PROBLEM TO WORK ON: Every record must be repeated exactly, with no omission.

RECORDS PROVIDED:
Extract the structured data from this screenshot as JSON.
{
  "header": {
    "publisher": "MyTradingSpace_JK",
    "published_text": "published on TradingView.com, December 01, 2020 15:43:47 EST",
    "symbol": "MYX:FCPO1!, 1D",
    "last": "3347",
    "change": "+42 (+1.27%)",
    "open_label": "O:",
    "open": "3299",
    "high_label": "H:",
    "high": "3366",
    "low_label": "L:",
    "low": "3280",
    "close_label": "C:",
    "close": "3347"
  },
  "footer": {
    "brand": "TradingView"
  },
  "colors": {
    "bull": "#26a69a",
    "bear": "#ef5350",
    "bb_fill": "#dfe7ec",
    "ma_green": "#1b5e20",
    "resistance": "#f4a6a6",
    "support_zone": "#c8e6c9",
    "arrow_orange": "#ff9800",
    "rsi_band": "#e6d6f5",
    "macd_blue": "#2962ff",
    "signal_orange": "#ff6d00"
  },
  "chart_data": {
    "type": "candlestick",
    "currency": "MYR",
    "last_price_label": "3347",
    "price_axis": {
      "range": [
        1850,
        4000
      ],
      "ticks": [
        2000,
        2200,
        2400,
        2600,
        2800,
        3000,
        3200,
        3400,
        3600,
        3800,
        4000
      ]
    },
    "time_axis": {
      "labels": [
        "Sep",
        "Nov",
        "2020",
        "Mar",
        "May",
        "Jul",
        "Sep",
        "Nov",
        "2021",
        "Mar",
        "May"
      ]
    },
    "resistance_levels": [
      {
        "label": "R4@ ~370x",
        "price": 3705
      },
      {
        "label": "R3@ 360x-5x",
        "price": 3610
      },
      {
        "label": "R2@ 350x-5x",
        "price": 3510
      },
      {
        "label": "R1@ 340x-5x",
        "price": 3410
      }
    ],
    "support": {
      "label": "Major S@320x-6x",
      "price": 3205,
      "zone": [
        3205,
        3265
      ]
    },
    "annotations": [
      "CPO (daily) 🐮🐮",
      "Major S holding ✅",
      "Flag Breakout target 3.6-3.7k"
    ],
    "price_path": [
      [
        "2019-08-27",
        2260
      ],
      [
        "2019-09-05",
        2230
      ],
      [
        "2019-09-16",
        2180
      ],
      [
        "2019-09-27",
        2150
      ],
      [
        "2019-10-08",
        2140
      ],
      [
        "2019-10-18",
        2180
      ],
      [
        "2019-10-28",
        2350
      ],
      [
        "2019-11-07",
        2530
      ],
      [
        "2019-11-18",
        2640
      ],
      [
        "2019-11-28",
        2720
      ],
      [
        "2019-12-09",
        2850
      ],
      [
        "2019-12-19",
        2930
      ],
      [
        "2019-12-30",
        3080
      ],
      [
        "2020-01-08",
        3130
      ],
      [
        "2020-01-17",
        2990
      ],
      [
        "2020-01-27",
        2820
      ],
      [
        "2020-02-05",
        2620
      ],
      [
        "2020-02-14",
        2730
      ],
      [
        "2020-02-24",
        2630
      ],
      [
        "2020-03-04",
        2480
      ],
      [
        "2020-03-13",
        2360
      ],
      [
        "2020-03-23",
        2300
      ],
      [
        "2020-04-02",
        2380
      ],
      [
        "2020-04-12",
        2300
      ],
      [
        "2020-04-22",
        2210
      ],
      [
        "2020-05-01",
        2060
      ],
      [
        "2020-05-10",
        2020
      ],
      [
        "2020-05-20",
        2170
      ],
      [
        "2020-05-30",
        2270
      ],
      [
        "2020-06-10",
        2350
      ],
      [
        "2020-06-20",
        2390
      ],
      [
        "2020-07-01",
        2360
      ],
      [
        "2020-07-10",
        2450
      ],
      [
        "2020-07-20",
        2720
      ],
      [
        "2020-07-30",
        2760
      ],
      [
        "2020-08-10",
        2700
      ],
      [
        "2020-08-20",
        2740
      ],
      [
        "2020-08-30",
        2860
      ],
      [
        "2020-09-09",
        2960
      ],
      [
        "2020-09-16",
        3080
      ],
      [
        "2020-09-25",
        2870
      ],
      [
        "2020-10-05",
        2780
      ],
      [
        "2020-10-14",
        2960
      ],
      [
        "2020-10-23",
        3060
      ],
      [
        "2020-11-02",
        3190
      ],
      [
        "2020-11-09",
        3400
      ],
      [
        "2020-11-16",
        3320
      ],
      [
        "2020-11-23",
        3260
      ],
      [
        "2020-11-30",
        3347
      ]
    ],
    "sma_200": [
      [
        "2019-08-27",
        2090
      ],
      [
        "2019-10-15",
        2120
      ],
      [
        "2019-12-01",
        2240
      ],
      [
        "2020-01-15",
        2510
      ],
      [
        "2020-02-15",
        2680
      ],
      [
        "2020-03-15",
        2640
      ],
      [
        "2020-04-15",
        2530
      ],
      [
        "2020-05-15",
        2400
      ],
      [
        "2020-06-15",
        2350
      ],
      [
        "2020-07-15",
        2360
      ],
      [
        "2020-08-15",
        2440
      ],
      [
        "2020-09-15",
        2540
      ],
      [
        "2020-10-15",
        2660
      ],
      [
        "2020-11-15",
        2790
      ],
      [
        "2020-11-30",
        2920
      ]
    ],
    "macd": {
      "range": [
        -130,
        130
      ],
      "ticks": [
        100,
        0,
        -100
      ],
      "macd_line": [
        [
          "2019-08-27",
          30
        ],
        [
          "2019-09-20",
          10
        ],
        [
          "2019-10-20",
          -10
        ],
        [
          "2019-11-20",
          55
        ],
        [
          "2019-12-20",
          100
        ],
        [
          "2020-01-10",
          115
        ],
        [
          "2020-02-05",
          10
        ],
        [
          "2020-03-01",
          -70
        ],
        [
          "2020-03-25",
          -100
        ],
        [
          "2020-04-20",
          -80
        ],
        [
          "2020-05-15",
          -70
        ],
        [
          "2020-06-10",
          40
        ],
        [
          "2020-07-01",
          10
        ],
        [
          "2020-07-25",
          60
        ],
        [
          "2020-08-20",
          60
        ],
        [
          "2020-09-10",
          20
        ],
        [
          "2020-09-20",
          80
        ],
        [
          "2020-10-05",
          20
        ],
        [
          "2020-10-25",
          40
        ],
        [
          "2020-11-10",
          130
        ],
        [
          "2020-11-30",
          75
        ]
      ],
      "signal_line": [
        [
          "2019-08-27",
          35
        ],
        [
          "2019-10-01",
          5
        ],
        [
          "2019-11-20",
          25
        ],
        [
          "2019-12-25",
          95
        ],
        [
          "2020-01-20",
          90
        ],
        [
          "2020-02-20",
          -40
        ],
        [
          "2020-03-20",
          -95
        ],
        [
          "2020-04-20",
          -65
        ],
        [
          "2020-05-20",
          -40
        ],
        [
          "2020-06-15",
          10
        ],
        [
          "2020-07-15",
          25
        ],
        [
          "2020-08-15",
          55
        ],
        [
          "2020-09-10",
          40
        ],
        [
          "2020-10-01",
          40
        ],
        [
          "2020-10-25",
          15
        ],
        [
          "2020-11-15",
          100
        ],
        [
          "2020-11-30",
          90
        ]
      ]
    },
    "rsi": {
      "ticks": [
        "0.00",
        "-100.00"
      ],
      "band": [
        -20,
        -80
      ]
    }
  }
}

ANSWER TO THE PROBLEM:
Extract the structured data from this screenshot as JSON.
{
  "header": {
    "publisher": "MyTradingSpace_JK",
    "published_text": "published on TradingView.com, December 01, 2020 15:43:47 EST",
    "symbol": "MYX:FCPO1!, 1D",
    "last": "3347",
    "change": "+42 (+1.27%)",
    "open_label": "O:",
    "open": "3299",
    "high_label": "H:",
    "high": "3366",
    "low_label": "L:",
    "low": "3280",
    "close_label": "C:",
    "close": "3347"
  },
  "footer": {
    "brand": "TradingView"
  },
  "colors": {
    "bull": "#26a69a",
    "bear": "#ef5350",
    "bb_fill": "#dfe7ec",
    "ma_green": "#1b5e20",
    "resistance": "#f4a6a6",
    "support_zone": "#c8e6c9",
    "arrow_orange": "#ff9800",
    "rsi_band": "#e6d6f5",
    "macd_blue": "#2962ff",
    "signal_orange": "#ff6d00"
  },
  "chart_data": {
    "type": "candlestick",
    "currency": "MYR",
    "last_price_label": "3347",
    "price_axis": {
      "range": [
        1850,
        4000
      ],
      "ticks": [
        2000,
        2200,
        2400,
        2600,
        2800,
        3000,
        3200,
        3400,
        3600,
        3800,
        4000
      ]
    },
    "time_axis": {
      "labels": [
        "Sep",
        "Nov",
        "2020",
        "Mar",
        "May",
        "Jul",
        "Sep",
        "Nov",
        "2021",
        "Mar",
        "May"
      ]
    },
    "resistance_levels": [
      {
        "label": "R4@ ~370x",
        "price": 3705
      },
      {
        "label": "R3@ 360x-5x",
        "price": 3610
      },
      {
        "label": "R2@ 350x-5x",
        "price": 3510
      },
      {
        "label": "R1@ 340x-5x",
        "price": 3410
      }
    ],
    "support": {
      "label": "Major S@320x-6x",
      "price": 3205,
      "zone": [
        3205,
        3265
      ]
    },
    "annotations": [
      "CPO (daily) 🐮🐮",
      "Major S holding ✅",
      "Flag Breakout target 3.6-3.7k"
    ],
    "price_path": [
      [
        "2019-08-27",
        2260
      ],
      [
        "2019-09-05",
        2230
      ],
      [
        "2019-09-16",
        2180
      ],
      [
        "2019-09-27",
        2150
      ],
      [
        "2019-10-08",
        2140
      ],
      [
        "2019-10-18",
        2180
      ],
      [
        "2019-10-28",
        2350
      ],
      [
        "2019-11-07",
        2530
      ],
      [
        "2019-11-18",
        2640
      ],
      [
        "2019-11-28",
        2720
      ],
      [
        "2019-12-09",
        2850
      ],
      [
        "2019-12-19",
        2930
      ],
      [
        "2019-12-30",
        3080
      ],
      [
        "2020-01-08",
        3130
      ],
      [
        "2020-01-17",
        2990
      ],
      [
        "2020-01-27",
        2820
      ],
      [
        "2020-02-05",
        2620
      ],
      [
        "2020-02-14",
        2730
      ],
      [
        "2020-02-24",
        2630
      ],
      [
        "2020-03-04",
        2480
      ],
      [
        "2020-03-13",
        2360
      ],
      [
        "2020-03-23",
        2300
      ],
      [
        "2020-04-02",
        2380
      ],
      [
        "2020-04-12",
        2300
      ],
      [
        "2020-04-22",
        2210
      ],
      [
        "2020-05-01",
        2060
      ],
      [
        "2020-05-10",
        2020
      ],
      [
        "2020-05-20",
        2170
      ],
      [
        "2020-05-30",
        2270
      ],
      [
        "2020-06-10",
        2350
      ],
      [
        "2020-06-20",
        2390
      ],
      [
        "2020-07-01",
        2360
      ],
      [
        "2020-07-10",
        2450
      ],
      [
        "2020-07-20",
        2720
      ],
      [
        "2020-07-30",
        2760
      ],
      [
        "2020-08-10",
        2700
      ],
      [
        "2020-08-20",
        2740
      ],
      [
        "2020-08-30",
        2860
      ],
      [
        "2020-09-09",
        2960
      ],
      [
        "2020-09-16",
        3080
      ],
      [
        "2020-09-25",
        2870
      ],
      [
        "2020-10-05",
        2780
      ],
      [
        "2020-10-14",
        2960
      ],
      [
        "2020-10-23",
        3060
      ],
      [
        "2020-11-02",
        3190
      ],
      [
        "2020-11-09",
        3400
      ],
      [
        "2020-11-16",
        3320
      ],
      [
        "2020-11-23",
        3260
      ],
      [
        "2020-11-30",
        3347
      ]
    ],
    "sma_200": [
      [
        "2019-08-27",
        2090
      ],
      [
        "2019-10-15",
        2120
      ],
      [
        "2019-12-01",
        2240
      ],
      [
        "2020-01-15",
        2510
      ],
      [
        "2020-02-15",
        2680
      ],
      [
        "2020-03-15",
        2640
      ],
      [
        "2020-04-15",
        2530
      ],
      [
        "2020-05-15",
        2400
      ],
      [
        "2020-06-15",
        2350
      ],
      [
        "2020-07-15",
        2360
      ],
      [
        "2020-08-15",
        2440
      ],
      [
        "2020-09-15",
        2540
      ],
      [
        "2020-10-15",
        2660
      ],
      [
        "2020-11-15",
        2790
      ],
      [
        "2020-11-30",
        2920
      ]
    ],
    "macd": {
      "range": [
        -130,
        130
      ],
      "ticks": [
        100,
        0,
        -100
      ],
      "macd_line": [
        [
          "2019-08-27",
          30
        ],
        [
          "2019-09-20",
          10
        ],
        [
          "2019-10-20",
          -10
        ],
        [
          "2019-11-20",
          55
        ],
        [
          "2019-12-20",
          100
        ],
        [
          "2020-01-10",
          115
        ],
        [
          "2020-02-05",
          10
        ],
        [
          "2020-03-01",
          -70
        ],
        [
          "2020-03-25",
          -100
        ],
        [
          "2020-04-20",
          -80
        ],
        [
          "2020-05-15",
          -70
        ],
        [
          "2020-06-10",
          40
        ],
        [
          "2020-07-01",
          10
        ],
        [
          "2020-07-25",
          60
        ],
        [
          "2020-08-20",
          60
        ],
        [
          "2020-09-10",
          20
        ],
        [
          "2020-09-20",
          80
        ],
        [
          "2020-10-05",
          20
        ],
        [
          "2020-10-25",
          40
        ],
        [
          "2020-11-10",
          130
        ],
        [
          "2020-11-30",
          75
        ]
      ],
      "signal_line": [
        [
          "2019-08-27",
          35
        ],
        [
          "2019-10-01",
          5
        ],
        [
          "2019-11-20",
          25
        ],
        [
          "2019-12-25",
          95
        ],
        [
          "2020-01-20",
          90
        ],
        [
          "2020-02-20",
          -40
        ],
        [
          "2020-03-20",
          -95
        ],
        [
          "2020-04-20",
          -65
        ],
        [
          "2020-05-20",
          -40
        ],
        [
          "2020-06-15",
          10
        ],
        [
          "2020-07-15",
          25
        ],
        [
          "2020-08-15",
          55
        ],
        [
          "2020-09-10",
          40
        ],
        [
          "2020-10-01",
          40
        ],
        [
          "2020-10-25",
          15
        ],
        [
          "2020-11-15",
          100
        ],
        [
          "2020-11-30",
          90
        ]
      ]
    },
    "rsi": {
      "ticks": [
        "0.00",
        "-100.00"
      ],
      "band": [
        -20,
        -80
      ]
    }
  }
}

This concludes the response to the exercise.